» YOUR INSTRUCTIONS
Set down the material once more, exactly as it appears.

» Source data
►

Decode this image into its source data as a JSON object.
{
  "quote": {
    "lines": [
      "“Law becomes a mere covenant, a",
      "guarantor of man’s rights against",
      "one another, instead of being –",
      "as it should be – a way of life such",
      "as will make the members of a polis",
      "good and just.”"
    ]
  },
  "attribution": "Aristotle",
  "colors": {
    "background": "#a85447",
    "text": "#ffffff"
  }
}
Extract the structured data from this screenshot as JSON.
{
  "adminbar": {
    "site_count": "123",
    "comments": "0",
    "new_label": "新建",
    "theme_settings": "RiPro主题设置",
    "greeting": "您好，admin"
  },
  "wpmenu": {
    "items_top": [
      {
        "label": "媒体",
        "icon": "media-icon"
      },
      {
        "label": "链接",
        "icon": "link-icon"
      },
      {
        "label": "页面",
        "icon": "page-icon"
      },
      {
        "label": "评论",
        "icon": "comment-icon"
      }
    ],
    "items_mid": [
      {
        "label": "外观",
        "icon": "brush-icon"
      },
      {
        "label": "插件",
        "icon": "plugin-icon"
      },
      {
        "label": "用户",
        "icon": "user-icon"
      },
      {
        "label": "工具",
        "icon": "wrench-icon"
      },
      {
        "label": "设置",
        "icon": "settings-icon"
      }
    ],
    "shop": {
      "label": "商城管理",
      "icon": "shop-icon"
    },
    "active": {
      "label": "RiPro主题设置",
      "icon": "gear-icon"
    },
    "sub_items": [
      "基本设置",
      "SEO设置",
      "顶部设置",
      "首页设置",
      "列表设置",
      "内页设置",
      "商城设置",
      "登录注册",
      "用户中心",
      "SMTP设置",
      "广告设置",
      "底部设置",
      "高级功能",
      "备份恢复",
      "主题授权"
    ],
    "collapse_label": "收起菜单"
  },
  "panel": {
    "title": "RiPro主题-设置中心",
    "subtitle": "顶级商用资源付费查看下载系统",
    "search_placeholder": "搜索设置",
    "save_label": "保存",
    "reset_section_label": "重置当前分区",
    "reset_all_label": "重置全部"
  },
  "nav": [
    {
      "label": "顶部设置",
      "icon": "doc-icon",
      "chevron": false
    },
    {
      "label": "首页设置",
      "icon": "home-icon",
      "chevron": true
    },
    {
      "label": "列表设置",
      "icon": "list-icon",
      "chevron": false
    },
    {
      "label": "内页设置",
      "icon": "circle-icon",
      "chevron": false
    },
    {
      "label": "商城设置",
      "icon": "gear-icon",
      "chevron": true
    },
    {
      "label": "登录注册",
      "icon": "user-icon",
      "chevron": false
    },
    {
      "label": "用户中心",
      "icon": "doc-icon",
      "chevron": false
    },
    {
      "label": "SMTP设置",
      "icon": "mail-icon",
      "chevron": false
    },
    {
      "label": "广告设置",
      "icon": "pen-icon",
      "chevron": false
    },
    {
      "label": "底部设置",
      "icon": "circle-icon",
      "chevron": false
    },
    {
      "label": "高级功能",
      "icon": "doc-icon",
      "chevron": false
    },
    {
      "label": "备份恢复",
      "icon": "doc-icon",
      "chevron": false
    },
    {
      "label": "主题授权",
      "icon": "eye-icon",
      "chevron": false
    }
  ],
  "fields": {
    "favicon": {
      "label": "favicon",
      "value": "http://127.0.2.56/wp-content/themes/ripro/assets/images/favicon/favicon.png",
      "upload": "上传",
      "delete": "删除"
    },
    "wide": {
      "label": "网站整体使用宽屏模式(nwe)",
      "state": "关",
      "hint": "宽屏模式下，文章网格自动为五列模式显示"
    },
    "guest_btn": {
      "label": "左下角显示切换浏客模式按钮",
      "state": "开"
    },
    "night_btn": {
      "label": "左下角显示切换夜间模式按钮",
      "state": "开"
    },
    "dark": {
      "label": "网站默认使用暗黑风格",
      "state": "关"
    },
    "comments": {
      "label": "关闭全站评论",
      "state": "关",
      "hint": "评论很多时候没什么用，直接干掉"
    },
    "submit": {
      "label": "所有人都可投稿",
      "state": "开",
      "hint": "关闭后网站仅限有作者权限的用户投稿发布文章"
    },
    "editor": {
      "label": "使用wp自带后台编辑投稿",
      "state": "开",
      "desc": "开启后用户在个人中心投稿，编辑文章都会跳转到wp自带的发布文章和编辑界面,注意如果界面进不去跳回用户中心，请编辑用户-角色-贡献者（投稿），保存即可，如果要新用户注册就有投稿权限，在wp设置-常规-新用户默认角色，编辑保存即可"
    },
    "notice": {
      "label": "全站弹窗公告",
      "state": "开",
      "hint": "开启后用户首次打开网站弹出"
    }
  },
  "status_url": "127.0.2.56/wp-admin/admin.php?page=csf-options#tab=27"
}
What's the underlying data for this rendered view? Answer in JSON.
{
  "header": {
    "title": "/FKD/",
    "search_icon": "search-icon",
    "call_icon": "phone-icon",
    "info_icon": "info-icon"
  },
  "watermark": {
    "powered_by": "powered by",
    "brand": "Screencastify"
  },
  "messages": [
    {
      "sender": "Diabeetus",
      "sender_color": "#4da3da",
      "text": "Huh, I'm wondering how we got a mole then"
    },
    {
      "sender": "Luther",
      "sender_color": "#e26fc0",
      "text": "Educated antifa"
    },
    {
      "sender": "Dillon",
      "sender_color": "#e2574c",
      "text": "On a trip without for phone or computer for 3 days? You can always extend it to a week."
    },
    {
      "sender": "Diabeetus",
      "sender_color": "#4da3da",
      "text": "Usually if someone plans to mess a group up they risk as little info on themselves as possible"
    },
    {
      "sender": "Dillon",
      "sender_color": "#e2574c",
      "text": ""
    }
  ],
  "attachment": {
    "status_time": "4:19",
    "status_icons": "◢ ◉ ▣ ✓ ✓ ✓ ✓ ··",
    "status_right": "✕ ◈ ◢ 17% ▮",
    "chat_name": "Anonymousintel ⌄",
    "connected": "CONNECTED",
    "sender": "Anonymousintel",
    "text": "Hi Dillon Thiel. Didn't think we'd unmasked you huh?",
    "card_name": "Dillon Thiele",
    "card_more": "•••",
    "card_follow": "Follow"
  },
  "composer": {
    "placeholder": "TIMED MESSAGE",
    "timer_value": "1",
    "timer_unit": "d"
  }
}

◄

» FINISHED EXERCISE
Decode this image into its source data as a JSON object.
{
  "quote": {
    "lines": [
      "“Law becomes a mere covenant, a",
      "guarantor of man’s rights against",
      "one another, instead of being –",
      "as it should be – a way of life such",
      "as will make the members of a polis",
      "good and just.”"
    ]
  },
  "attribution": "Aristotle",
  "colors": {
    "background": "#a85447",
    "text": "#ffffff"
  }
}
Extract the structured data from this screenshot as JSON.
{
  "adminbar": {
    "site_count": "123",
    "comments": "0",
    "new_label": "新建",
    "theme_settings": "RiPro主题设置",
    "greeting": "您好，admin"
  },
  "wpmenu": {
    "items_top": [
      {
        "label": "媒体",
        "icon": "media-icon"
      },
      {
        "label": "链接",
        "icon": "link-icon"
      },
      {
        "label": "页面",
        "icon": "page-icon"
      },
      {
        "label": "评论",
        "icon": "comment-icon"
      }
    ],
    "items_mid": [
      {
        "label": "外观",
        "icon": "brush-icon"
      },
      {
        "label": "插件",
        "icon": "plugin-icon"
      },
      {
        "label": "用户",
        "icon": "user-icon"
      },
      {
        "label": "工具",
        "icon": "wrench-icon"
      },
      {
        "label": "设置",
        "icon": "settings-icon"
      }
    ],
    "shop": {
      "label": "商城管理",
      "icon": "shop-icon"
    },
    "active": {
      "label": "RiPro主题设置",
      "icon": "gear-icon"
    },
    "sub_items": [
      "基本设置",
      "SEO设置",
      "顶部设置",
      "首页设置",
      "列表设置",
      "内页设置",
      "商城设置",
      "登录注册",
      "用户中心",
      "SMTP设置",
      "广告设置",
      "底部设置",
      "高级功能",
      "备份恢复",
      "主题授权"
    ],
    "collapse_label": "收起菜单"
  },
  "panel": {
    "title": "RiPro主题-设置中心",
    "subtitle": "顶级商用资源付费查看下载系统",
    "search_placeholder": "搜索设置",
    "save_label": "保存",
    "reset_section_label": "重置当前分区",
    "reset_all_label": "重置全部"
  },
  "nav": [
    {
      "label": "顶部设置",
      "icon": "doc-icon",
      "chevron": false
    },
    {
      "label": "首页设置",
      "icon": "home-icon",
      "chevron": true
    },
    {
      "label": "列表设置",
      "icon": "list-icon",
      "chevron": false
    },
    {
      "label": "内页设置",
      "icon": "circle-icon",
      "chevron": false
    },
    {
      "label": "商城设置",
      "icon": "gear-icon",
      "chevron": true
    },
    {
      "label": "登录注册",
      "icon": "user-icon",
      "chevron": false
    },
    {
      "label": "用户中心",
      "icon": "doc-icon",
      "chevron": false
    },
    {
      "label": "SMTP设置",
      "icon": "mail-icon",
      "chevron": false
    },
    {
      "label": "广告设置",
      "icon": "pen-icon",
      "chevron": false
    },
    {
      "label": "底部设置",
      "icon": "circle-icon",
      "chevron": false
    },
    {
      "label": "高级功能",
      "icon": "doc-icon",
      "chevron": false
    },
    {
      "label": "备份恢复",
      "icon": "doc-icon",
      "chevron": false
    },
    {
      "label": "主题授权",
      "icon": "eye-icon",
      "chevron": false
    }
  ],
  "fields": {
    "favicon": {
      "label": "favicon",
      "value": "http://127.0.2.56/wp-content/themes/ripro/assets/images/favicon/favicon.png",
      "upload": "上传",
      "delete": "删除"
    },
    "wide": {
      "label": "网站整体使用宽屏模式(nwe)",
      "state": "关",
      "hint": "宽屏模式下，文章网格自动为五列模式显示"
    },
    "guest_btn": {
      "label": "左下角显示切换浏客模式按钮",
      "state": "开"
    },
    "night_btn": {
      "label": "左下角显示切换夜间模式按钮",
      "state": "开"
    },
    "dark": {
      "label": "网站默认使用暗黑风格",
      "state": "关"
    },
    "comments": {
      "label": "关闭全站评论",
      "state": "关",
      "hint": "评论很多时候没什么用，直接干掉"
    },
    "submit": {
      "label": "所有人都可投稿",
      "state": "开",
      "hint": "关闭后网站仅限有作者权限的用户投稿发布文章"
    },
    "editor": {
      "label": "使用wp自带后台编辑投稿",
      "state": "开",
      "desc": "开启后用户在个人中心投稿，编辑文章都会跳转到wp自带的发布文章和编辑界面,注意如果界面进不去跳回用户中心，请编辑用户-角色-贡献者（投稿），保存即可，如果要新用户注册就有投稿权限，在wp设置-常规-新用户默认角色，编辑保存即可"
    },
    "notice": {
      "label": "全站弹窗公告",
      "state": "开",
      "hint": "开启后用户首次打开网站弹出"
    }
  },
  "status_url": "127.0.2.56/wp-admin/admin.php?page=csf-options#tab=27"
}
What's the underlying data for this rendered view? Answer in JSON.
{
  "header": {
    "title": "/FKD/",
    "search_icon": "search-icon",
    "call_icon": "phone-icon",
    "info_icon": "info-icon"
  },
  "watermark": {
    "powered_by": "powered by",
    "brand": "Screencastify"
  },
  "messages": [
    {
      "sender": "Diabeetus",
      "sender_color": "#4da3da",
      "text": "Huh, I'm wondering how we got a mole then"
    },
    {
      "sender": "Luther",
      "sender_color": "#e26fc0",
      "text": "Educated antifa"
    },
    {
      "sender": "Dillon",
      "sender_color": "#e2574c",
      "text": "On a trip without for phone or computer for 3 days? You can always extend it to a week."
    },
    {
      "sender": "Diabeetus",
      "sender_color": "#4da3da",
      "text": "Usually if someone plans to mess a group up they risk as little info on themselves as possible"
    },
    {
      "sender": "Dillon",
      "sender_color": "#e2574c",
      "text": ""
    }
  ],
  "attachment": {
    "status_time": "4:19",
    "status_icons": "◢ ◉ ▣ ✓ ✓ ✓ ✓ ··",
    "status_right": "✕ ◈ ◢ 17% ▮",
    "chat_name": "Anonymousintel ⌄",
    "connected": "CONNECTED",
    "sender": "Anonymousintel",
    "text": "Hi Dillon Thiel. Didn't think we'd unmasked you huh?",
    "card_name": "Dillon Thiele",
    "card_more": "•••",
    "card_follow": "Follow"
  },
  "composer": {
    "placeholder": "TIMED MESSAGE",
    "timer_value": "1",
    "timer_unit": "d"
  }
}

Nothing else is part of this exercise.